Text under study:
------------------------------------------------

How Did the Security Breach Happen?

In this instance, the data was leaked from an ElasticSearch server, which was left online without a password. ElasticSearch is a high-grade search engine, which is used by companies to improve their websites data indexing and search capabilities.

These servers are normally installed on internal networks, which keeps the data they hold offline and away from prying eyes.

Despite only one server being exposed, the ElasticSearch server handled a huge amount of information pulled from multiple web domains. It's likely that this was due to an affiliate scheme, or due to the fact that one casino operator was running several online casinos.

Moreover, as the casino was operating under a Curacao license, this breach has raised many questions about whether or not players should trust casinos which are licensed by this government.

Curacao licenses have always been deemed the least-strict, especially in contrast to licenses issued by the United Kingdom Gambling Commission (UKGC) and the Malta Gaming Authority (MGA).

This means that it's far easier for unscrupulous casino operators to gain licenses in Curacao and that they don't need to implement as stringent security measures.

How to Keep Your Data Safe at Online Casinos

Security Text on Computer Screen with Cursor

If you've read this article and started to worry that your data could be exposed when playing at an online casino, then the good news is that security breaches of this nature are very rare. Moreover, there are many extra measures you can take to make sure you're not at risk.

Below we've listed some of our top tips for keeping safe when playing at an online casino.

⚠️ Always Play at UKGC-licensed Online Casinos and Sportsbooks

As we've just mentioned, not all casino licenses are created equal. To ensure you're playing at a secure and regulated site, you should only ever play at an online casino which is licensed by the United Kingdom Gambling Commission.

Not only does the UKGC enforce strict security policies, but all casinos which accept UK players must have a UKGC licence to be operating legally. A site which is accepting UK players without a UKGC license is one to avoid.

⚠️ Always Check You Are Entering Personal Details Over a Secure Server

When you are visiting any website, whether that's an online casino or a social media platform, you should always look for the padlock icon in the URL bar. This shows you that your connection is secure and that your information is private when sent to the site.

If the padlock icon is not showing in your URL bar, this means that the site may not be using a private connection. As such, you should avoid entering any personal information into the site, and may well wish to avoid the site altogether.

On some sites, if the padlock symbol isn't displayed, you may be able to visit a more secure version of the page. To do this, you can simply change the ‘http://' prefix in the URL bar to ‘https:// instead.

⚠️ Use an E-Wallet Service to Make Deposits and Withdrawals

Almost all online casinos now offer players multiple ways to fund their accounts. These usually include traditional methods, such as via credit/debit card, alongside modern methods such as e-wallet and pay by phone services.

When making a casino deposit, we'd always recommend using an e-wallet or pay by phone service. This is because they do not require you to enter your banking details at the casino. Instead, you simply use your e-wallet login details.

This means that should a casino suffer a data breach, your card or bank details will not be exposed. Moreover, even if you're e-wallet details are exposed, trusted e-wallet services implement many different security measures. This means that even with a username and password, it may be very difficult for anyone to login to your e-wallet account.

E-wallet services such as PayPal will notice if your account is being accessed from an unfamiliar IP address and ask you to verify your identity by answering security questions or by entering a pin-code which will be sent to your email address or phone number.

------------------------------------------------

Excerpted data:
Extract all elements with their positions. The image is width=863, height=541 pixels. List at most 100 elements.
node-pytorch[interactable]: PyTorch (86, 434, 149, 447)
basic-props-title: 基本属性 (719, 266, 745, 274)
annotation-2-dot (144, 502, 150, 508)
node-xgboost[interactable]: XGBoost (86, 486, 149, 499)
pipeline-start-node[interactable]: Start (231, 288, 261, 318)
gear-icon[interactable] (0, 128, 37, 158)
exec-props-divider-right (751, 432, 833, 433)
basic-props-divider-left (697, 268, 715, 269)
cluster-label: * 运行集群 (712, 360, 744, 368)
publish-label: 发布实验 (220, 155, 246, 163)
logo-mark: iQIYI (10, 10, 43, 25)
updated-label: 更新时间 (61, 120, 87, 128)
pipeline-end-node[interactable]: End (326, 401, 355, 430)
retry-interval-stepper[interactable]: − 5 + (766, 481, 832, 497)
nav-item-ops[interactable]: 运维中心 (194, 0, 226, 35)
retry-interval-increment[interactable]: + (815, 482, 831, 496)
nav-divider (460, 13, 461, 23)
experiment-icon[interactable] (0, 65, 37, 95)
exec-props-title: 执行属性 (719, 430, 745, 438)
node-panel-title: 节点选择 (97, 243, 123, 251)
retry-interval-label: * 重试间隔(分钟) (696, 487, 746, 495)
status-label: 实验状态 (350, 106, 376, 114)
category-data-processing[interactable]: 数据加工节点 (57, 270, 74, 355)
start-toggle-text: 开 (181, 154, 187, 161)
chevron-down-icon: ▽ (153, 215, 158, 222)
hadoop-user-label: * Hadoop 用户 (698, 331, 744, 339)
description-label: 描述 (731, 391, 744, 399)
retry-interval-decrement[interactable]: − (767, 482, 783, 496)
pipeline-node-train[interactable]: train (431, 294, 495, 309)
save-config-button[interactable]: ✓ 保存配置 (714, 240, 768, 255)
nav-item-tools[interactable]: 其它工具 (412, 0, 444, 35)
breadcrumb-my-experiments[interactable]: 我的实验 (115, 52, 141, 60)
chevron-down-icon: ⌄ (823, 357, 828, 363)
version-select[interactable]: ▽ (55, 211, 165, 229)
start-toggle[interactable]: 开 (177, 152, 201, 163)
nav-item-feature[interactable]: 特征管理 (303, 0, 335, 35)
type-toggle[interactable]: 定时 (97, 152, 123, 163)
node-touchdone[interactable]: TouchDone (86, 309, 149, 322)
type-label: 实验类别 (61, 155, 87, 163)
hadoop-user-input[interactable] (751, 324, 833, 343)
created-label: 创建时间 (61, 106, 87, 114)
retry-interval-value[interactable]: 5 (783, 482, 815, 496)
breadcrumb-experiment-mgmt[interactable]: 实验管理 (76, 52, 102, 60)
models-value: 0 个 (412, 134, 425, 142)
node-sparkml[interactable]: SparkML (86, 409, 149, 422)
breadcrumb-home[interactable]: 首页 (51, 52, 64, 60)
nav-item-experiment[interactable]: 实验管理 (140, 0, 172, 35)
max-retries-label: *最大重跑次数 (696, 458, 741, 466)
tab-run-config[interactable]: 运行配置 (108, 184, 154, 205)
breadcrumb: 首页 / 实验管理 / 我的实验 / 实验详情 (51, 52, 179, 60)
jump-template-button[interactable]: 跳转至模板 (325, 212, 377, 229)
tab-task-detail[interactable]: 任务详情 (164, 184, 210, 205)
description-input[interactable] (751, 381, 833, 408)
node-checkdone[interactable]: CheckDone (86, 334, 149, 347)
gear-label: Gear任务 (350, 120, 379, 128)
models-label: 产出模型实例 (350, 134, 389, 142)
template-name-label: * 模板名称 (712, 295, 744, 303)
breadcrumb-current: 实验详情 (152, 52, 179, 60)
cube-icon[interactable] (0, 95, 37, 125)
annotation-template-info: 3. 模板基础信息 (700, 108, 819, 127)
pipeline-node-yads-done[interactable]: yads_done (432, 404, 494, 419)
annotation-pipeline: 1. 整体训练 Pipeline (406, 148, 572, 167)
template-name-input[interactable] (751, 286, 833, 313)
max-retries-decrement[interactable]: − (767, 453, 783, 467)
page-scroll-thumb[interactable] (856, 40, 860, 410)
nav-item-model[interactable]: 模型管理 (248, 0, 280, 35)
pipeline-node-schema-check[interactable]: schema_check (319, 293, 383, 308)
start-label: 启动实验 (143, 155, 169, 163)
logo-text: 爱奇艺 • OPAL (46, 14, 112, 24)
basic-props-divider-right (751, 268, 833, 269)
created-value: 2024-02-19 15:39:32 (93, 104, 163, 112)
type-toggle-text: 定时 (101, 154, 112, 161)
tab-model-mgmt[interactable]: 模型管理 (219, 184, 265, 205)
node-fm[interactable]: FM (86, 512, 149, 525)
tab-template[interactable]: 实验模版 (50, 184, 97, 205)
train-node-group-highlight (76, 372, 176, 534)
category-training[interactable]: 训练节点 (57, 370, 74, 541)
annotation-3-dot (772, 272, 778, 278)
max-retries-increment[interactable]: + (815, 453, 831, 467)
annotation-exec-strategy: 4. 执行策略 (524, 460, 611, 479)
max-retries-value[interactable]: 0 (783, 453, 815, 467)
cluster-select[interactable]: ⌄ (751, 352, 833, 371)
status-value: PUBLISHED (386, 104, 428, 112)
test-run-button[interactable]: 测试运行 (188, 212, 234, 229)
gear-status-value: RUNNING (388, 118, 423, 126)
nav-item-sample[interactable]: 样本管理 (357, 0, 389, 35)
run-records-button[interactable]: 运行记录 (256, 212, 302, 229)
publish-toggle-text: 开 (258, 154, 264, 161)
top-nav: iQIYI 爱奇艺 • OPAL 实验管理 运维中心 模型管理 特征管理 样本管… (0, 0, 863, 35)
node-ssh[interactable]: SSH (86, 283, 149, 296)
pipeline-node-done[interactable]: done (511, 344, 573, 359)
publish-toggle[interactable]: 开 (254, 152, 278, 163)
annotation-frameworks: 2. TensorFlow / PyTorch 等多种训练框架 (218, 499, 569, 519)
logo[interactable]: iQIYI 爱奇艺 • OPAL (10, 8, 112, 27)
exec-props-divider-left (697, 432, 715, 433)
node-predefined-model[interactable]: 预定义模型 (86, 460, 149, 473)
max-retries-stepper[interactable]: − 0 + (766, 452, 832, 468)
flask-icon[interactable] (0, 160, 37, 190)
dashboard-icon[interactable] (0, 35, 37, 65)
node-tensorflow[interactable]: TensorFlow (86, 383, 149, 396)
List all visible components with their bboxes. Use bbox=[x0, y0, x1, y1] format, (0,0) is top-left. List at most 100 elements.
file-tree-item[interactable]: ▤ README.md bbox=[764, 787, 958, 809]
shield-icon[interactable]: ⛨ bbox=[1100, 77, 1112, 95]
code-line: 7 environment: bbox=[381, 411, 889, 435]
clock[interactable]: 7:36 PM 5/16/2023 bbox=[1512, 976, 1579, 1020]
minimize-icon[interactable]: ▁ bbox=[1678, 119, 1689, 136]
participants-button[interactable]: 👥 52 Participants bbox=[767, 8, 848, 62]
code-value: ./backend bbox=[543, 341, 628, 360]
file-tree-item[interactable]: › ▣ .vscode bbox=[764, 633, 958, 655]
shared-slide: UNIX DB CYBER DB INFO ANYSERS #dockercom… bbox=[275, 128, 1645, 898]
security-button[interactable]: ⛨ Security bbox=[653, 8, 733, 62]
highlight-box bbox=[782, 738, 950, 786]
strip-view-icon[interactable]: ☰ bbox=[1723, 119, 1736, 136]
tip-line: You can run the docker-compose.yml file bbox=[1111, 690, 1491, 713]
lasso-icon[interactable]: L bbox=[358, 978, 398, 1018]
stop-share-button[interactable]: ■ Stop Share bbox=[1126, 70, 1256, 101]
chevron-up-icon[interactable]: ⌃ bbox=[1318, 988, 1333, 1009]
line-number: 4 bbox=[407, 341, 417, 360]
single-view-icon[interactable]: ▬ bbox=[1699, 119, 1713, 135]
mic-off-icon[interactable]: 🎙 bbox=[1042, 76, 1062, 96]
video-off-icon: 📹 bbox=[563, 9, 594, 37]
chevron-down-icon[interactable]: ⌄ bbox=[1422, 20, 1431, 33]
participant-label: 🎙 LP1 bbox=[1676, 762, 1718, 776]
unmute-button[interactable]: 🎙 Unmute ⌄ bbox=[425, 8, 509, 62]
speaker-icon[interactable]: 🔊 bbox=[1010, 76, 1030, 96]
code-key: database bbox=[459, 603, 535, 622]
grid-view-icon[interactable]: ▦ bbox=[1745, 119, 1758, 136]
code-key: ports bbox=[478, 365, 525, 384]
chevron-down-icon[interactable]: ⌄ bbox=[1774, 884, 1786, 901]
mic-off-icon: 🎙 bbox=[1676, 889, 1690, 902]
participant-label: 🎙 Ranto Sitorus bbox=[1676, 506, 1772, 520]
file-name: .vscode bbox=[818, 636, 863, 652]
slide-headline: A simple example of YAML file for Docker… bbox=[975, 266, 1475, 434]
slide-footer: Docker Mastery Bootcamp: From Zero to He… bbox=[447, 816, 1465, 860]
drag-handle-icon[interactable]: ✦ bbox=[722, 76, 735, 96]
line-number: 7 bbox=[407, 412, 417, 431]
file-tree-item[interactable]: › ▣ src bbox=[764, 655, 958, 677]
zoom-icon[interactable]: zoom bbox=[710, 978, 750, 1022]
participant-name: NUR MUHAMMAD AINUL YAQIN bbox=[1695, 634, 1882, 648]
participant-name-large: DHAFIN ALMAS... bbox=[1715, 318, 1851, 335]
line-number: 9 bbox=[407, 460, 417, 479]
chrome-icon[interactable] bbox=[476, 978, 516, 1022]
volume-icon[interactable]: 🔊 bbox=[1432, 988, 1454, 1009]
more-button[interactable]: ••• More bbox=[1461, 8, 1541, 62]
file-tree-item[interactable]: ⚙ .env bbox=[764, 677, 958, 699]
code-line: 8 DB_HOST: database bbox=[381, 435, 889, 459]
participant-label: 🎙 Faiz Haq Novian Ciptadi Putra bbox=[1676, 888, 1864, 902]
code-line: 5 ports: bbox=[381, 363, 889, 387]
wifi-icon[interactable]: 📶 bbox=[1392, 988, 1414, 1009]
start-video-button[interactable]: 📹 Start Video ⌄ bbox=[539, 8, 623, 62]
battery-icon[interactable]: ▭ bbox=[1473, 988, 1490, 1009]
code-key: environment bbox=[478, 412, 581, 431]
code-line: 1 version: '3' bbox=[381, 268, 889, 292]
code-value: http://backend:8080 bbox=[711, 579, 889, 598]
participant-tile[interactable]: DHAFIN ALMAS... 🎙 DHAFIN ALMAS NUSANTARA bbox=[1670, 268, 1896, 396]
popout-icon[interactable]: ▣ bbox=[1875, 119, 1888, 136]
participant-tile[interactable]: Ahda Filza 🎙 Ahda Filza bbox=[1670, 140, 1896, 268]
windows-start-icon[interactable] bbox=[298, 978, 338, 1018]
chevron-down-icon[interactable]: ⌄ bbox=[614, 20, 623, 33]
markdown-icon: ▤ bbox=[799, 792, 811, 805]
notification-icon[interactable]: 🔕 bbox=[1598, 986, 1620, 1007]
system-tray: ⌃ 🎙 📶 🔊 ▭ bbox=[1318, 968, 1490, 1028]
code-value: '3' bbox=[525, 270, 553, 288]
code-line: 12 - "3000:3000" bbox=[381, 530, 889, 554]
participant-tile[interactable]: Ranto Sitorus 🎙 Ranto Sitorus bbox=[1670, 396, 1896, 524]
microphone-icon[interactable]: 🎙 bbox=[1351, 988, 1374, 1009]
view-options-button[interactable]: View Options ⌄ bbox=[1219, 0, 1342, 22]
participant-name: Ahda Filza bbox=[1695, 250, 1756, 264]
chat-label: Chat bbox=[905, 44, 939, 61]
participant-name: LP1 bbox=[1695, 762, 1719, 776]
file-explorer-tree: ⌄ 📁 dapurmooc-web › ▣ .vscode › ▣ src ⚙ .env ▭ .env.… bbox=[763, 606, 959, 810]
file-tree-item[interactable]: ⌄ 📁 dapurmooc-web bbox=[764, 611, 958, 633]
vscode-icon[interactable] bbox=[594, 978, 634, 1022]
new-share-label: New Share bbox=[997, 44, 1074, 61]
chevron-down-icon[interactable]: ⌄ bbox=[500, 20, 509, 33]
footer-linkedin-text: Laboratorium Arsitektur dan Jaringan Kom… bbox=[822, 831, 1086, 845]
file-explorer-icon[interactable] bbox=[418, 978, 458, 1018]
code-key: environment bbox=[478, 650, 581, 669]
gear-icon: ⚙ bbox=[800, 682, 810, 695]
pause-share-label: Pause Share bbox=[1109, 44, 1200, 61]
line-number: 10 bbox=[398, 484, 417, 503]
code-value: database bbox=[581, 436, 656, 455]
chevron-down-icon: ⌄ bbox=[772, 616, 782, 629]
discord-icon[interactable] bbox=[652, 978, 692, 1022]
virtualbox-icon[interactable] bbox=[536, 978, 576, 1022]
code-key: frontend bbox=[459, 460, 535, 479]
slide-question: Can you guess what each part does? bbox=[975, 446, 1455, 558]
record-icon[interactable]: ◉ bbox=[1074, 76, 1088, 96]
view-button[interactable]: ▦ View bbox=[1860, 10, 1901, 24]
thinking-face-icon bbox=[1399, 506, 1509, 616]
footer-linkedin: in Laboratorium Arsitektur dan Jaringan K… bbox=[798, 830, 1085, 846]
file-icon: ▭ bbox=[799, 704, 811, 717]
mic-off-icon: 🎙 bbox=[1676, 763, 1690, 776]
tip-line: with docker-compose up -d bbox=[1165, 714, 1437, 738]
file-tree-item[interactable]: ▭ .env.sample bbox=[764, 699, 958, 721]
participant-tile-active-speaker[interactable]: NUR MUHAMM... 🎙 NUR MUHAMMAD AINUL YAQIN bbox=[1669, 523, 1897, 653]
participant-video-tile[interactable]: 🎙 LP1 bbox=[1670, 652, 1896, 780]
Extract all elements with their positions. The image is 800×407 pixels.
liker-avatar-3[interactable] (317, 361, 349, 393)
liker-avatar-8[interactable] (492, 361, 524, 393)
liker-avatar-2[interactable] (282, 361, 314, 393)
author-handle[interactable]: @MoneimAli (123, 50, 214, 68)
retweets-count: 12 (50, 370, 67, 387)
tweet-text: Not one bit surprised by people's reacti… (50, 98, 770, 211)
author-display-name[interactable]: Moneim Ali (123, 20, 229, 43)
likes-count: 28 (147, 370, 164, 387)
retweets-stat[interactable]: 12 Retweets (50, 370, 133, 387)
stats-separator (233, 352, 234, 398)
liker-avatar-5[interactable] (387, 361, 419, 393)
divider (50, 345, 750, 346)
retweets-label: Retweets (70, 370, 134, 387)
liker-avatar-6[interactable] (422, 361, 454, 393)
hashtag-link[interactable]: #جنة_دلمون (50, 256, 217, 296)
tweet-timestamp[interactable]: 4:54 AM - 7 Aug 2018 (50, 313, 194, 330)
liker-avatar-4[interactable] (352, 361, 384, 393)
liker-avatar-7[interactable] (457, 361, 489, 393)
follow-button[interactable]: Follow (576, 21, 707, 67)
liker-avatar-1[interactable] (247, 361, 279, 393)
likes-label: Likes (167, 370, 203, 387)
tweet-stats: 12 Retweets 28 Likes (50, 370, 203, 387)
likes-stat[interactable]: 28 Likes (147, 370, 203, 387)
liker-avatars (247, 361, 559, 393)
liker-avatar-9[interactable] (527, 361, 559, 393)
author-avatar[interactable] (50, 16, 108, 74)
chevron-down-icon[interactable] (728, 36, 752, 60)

------------------------------------------------

Problems to solve:
A. In the casino security breach text, what kind of server was the data leaked from?
B. Please transcribe the casino security breach text, starting at "This means that it's" and ending at "not at risk.".
The records don't matter for this.

Your responses:
A. An ElasticSearch server that was left online without a password.

B.
This means that it's far easier for unscrupulous casino operators to gain licenses in Curacao and that they don't need to implement as stringent security measures.

How to Keep Your Data Safe at Online Casinos

Security Text on Computer Screen with Cursor

If you've read this article and started to worry that your data could be exposed when playing at an online casino, then the good news is that security breaches of this nature are very rare. Moreover, there are many extra measures you can take to make sure you're not at risk.